## Begin EXERCISE DATA

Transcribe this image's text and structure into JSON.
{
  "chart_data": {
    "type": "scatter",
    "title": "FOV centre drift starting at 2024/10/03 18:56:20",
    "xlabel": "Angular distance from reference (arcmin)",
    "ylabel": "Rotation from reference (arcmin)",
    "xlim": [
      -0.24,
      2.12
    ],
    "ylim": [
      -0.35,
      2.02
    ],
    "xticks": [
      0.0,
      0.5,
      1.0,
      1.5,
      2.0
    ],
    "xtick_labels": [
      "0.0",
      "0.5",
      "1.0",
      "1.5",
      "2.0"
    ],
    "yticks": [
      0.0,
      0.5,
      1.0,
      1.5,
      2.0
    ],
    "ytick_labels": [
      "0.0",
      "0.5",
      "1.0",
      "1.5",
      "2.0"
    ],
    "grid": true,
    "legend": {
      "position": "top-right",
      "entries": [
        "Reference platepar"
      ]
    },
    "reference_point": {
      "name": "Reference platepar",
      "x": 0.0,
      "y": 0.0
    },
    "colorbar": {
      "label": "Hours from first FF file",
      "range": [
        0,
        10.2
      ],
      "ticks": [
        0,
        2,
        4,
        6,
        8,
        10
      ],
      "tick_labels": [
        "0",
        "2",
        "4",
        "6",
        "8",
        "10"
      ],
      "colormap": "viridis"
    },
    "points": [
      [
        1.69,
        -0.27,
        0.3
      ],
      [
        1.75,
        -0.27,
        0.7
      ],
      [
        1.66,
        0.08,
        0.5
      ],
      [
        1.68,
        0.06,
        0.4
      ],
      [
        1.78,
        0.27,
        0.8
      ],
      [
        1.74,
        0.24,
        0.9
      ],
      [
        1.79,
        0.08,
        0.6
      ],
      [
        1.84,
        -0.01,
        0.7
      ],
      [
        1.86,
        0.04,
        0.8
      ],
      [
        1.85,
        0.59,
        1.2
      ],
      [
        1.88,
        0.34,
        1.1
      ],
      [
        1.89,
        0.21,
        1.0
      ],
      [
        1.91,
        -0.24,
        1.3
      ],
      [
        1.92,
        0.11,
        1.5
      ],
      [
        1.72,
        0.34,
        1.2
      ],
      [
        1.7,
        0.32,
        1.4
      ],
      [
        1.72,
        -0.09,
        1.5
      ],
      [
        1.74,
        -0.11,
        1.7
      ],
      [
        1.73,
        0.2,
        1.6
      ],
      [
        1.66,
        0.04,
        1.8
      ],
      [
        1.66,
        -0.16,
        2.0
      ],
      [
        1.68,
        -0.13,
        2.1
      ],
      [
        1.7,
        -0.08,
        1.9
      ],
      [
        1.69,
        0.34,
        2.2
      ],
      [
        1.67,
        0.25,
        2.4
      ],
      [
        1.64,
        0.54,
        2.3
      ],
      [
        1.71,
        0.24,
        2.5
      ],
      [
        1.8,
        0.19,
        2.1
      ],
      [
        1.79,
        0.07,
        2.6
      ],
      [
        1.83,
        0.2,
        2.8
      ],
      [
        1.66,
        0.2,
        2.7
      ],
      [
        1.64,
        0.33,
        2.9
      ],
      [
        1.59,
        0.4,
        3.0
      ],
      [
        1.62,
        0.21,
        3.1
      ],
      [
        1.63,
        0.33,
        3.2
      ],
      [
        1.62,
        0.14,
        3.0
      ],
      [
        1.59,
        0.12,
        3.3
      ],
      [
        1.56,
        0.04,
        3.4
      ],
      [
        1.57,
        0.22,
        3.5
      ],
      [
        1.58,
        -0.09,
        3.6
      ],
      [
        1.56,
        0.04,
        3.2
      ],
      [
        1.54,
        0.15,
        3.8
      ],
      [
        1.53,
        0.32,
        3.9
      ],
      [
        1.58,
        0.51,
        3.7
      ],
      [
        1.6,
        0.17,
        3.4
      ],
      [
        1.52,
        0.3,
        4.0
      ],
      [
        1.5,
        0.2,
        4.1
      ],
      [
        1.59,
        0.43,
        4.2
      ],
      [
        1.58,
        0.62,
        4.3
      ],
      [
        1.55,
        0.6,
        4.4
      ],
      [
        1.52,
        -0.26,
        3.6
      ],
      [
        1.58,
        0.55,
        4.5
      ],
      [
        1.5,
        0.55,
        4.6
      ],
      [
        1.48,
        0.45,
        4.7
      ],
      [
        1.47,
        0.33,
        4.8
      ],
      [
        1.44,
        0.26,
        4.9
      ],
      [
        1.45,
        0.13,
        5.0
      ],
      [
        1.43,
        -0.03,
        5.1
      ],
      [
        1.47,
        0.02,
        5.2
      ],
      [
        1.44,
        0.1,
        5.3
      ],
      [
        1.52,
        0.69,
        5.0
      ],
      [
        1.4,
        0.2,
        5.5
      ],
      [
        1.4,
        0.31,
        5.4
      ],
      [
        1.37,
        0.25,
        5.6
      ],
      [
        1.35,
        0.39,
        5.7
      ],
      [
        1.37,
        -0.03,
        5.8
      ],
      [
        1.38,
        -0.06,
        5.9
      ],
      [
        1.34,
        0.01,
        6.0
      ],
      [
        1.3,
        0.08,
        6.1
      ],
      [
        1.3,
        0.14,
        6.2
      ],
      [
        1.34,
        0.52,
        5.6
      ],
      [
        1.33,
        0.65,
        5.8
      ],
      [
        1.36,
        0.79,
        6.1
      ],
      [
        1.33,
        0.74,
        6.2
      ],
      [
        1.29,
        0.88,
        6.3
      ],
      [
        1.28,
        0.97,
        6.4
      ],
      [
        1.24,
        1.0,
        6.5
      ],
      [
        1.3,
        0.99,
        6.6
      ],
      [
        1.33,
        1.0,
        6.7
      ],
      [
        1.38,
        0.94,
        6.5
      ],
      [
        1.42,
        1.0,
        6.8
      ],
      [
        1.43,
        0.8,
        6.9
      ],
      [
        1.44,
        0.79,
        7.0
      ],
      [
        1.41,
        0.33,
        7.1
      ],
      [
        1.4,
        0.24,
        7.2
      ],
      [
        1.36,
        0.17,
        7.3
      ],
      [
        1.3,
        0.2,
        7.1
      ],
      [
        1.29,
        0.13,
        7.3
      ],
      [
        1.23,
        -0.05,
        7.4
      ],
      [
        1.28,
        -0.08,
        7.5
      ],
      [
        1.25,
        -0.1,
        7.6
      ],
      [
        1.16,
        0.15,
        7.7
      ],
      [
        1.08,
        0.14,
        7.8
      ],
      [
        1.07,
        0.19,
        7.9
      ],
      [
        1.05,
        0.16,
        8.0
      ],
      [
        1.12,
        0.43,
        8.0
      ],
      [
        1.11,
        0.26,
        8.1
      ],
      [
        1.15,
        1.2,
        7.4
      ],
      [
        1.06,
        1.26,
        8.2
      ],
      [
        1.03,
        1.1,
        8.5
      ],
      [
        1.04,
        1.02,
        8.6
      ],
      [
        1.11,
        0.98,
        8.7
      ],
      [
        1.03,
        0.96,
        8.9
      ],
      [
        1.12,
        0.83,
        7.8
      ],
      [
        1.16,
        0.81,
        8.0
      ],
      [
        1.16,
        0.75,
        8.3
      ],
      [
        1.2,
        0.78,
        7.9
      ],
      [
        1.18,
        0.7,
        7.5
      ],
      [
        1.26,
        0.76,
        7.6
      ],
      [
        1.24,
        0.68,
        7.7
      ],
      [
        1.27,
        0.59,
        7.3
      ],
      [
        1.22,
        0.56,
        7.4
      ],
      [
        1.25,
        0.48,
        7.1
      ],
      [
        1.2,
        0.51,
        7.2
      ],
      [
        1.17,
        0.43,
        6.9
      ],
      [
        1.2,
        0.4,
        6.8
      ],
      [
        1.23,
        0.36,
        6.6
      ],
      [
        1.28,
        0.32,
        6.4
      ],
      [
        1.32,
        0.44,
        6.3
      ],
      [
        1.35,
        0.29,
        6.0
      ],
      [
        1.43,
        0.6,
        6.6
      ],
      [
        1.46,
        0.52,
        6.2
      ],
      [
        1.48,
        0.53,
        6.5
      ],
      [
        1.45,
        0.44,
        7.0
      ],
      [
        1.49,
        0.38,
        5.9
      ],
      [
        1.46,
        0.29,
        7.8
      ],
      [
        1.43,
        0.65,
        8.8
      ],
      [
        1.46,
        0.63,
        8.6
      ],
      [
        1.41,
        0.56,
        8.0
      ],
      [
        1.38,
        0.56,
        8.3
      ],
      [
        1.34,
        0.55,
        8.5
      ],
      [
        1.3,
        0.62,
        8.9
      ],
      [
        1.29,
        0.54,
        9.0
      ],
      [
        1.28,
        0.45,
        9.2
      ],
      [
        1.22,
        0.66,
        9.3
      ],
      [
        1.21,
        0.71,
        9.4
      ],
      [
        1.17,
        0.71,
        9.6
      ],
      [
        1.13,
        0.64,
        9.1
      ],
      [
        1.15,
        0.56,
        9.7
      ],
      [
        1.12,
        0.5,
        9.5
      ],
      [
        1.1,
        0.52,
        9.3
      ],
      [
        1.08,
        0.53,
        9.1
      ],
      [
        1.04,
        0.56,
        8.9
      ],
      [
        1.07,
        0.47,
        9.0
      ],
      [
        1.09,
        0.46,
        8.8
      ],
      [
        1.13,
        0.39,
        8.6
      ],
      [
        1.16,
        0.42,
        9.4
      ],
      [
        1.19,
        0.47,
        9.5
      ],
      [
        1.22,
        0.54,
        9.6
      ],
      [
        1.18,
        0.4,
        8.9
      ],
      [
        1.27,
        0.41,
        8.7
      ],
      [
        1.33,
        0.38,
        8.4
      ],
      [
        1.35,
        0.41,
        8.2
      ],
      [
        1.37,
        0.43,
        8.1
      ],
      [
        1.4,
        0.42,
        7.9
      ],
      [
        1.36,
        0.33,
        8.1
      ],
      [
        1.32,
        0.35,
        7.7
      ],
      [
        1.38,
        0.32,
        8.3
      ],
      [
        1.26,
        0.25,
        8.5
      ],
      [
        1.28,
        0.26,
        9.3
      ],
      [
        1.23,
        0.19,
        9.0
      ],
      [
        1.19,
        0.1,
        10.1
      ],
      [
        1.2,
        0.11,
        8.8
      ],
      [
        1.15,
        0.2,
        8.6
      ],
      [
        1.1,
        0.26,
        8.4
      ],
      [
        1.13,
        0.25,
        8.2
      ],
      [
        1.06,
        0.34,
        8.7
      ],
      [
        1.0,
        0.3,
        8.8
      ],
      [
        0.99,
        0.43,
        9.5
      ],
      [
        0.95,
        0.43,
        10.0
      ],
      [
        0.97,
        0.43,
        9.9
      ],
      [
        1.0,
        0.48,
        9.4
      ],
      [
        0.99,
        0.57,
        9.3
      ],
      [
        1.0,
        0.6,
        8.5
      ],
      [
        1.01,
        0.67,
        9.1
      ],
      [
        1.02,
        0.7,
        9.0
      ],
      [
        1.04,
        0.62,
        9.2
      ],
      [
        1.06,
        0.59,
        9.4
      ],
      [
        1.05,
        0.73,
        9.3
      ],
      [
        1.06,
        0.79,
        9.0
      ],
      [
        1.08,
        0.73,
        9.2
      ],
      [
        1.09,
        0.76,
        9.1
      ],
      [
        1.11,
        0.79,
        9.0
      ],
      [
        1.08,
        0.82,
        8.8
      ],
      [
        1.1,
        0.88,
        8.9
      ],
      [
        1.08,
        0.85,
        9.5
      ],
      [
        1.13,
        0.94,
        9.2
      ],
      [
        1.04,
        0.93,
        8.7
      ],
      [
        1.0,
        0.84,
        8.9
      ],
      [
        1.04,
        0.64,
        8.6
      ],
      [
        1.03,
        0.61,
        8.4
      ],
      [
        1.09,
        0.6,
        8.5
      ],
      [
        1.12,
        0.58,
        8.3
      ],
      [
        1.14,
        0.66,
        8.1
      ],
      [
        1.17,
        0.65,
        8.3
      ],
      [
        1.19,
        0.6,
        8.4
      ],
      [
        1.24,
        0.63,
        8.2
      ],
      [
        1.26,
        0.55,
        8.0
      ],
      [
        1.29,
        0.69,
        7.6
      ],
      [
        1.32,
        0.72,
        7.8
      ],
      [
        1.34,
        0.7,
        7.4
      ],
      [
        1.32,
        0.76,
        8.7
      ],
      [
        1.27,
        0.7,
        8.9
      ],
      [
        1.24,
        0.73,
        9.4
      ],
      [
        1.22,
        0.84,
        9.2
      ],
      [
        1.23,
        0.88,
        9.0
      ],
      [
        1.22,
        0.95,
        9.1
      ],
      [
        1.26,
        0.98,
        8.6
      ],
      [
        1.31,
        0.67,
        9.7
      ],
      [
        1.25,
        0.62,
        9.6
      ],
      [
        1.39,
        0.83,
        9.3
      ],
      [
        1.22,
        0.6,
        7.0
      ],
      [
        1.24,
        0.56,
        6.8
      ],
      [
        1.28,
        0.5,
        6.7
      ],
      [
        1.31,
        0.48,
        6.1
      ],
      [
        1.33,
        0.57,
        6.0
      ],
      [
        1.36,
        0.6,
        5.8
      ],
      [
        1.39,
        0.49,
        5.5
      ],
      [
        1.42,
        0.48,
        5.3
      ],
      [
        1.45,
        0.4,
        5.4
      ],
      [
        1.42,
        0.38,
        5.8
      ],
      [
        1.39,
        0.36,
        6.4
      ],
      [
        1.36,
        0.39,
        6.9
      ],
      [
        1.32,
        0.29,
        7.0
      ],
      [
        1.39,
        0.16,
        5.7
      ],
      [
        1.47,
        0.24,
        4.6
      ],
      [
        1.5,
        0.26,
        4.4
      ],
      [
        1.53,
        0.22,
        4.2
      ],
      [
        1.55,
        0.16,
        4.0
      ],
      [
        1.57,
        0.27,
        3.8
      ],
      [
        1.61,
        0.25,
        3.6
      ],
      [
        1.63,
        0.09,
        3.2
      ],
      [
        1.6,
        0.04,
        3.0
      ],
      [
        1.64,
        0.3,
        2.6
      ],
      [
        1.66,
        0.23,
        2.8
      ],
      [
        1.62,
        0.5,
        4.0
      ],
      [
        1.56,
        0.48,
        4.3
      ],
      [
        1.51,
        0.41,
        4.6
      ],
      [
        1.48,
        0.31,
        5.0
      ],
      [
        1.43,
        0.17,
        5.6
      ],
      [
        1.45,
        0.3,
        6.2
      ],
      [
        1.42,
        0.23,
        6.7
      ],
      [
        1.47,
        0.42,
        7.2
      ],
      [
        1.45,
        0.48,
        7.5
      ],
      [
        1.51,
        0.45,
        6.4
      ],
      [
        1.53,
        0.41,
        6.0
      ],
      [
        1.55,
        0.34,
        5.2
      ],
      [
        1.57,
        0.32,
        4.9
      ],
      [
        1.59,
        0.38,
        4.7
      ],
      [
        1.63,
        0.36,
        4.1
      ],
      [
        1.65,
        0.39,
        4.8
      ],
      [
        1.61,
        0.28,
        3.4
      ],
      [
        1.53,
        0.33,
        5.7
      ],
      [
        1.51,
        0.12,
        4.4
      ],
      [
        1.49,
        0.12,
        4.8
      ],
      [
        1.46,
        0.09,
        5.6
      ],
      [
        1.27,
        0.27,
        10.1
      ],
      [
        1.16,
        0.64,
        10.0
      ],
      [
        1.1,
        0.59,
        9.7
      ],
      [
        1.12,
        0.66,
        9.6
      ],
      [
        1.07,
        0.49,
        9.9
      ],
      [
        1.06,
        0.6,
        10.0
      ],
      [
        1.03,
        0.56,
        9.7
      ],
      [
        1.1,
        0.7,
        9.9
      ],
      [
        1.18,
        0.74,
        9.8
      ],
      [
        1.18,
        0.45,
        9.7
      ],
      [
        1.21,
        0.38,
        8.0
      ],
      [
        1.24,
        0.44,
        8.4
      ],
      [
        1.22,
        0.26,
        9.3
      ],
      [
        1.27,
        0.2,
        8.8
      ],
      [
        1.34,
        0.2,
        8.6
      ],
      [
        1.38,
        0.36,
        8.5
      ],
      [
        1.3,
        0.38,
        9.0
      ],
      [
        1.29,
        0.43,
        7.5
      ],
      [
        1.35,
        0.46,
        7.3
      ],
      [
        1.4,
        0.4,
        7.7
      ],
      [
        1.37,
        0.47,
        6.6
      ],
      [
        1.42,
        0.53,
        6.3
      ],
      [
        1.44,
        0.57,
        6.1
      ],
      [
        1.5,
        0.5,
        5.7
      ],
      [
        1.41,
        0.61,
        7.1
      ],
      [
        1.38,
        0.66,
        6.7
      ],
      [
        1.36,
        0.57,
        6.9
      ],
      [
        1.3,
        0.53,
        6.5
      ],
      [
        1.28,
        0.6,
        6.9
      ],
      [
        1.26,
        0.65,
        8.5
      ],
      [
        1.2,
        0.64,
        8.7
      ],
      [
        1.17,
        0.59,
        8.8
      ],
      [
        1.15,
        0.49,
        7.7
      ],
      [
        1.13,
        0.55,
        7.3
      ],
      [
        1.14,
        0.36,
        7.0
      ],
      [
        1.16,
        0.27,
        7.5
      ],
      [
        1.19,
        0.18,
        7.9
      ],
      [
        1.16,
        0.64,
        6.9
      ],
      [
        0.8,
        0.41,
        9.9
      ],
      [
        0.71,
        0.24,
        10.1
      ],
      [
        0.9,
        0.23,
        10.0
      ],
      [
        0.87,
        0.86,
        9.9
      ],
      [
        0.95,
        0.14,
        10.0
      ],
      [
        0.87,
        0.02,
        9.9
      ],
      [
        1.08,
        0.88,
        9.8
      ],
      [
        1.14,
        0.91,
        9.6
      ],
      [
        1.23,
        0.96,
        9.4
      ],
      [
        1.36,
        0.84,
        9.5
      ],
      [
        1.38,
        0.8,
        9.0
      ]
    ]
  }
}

## End EXERCISE DATA

▶ **PROMPT**: Filter the data, keeping only the lines that contain "from".

▶ **RESPONSE TO THIS EXERCISE**:
    "xlabel": "Angular distance from reference (arcmin)",
    "ylabel": "Rotation from reference (arcmin)",
      "label": "Hours from first FF file",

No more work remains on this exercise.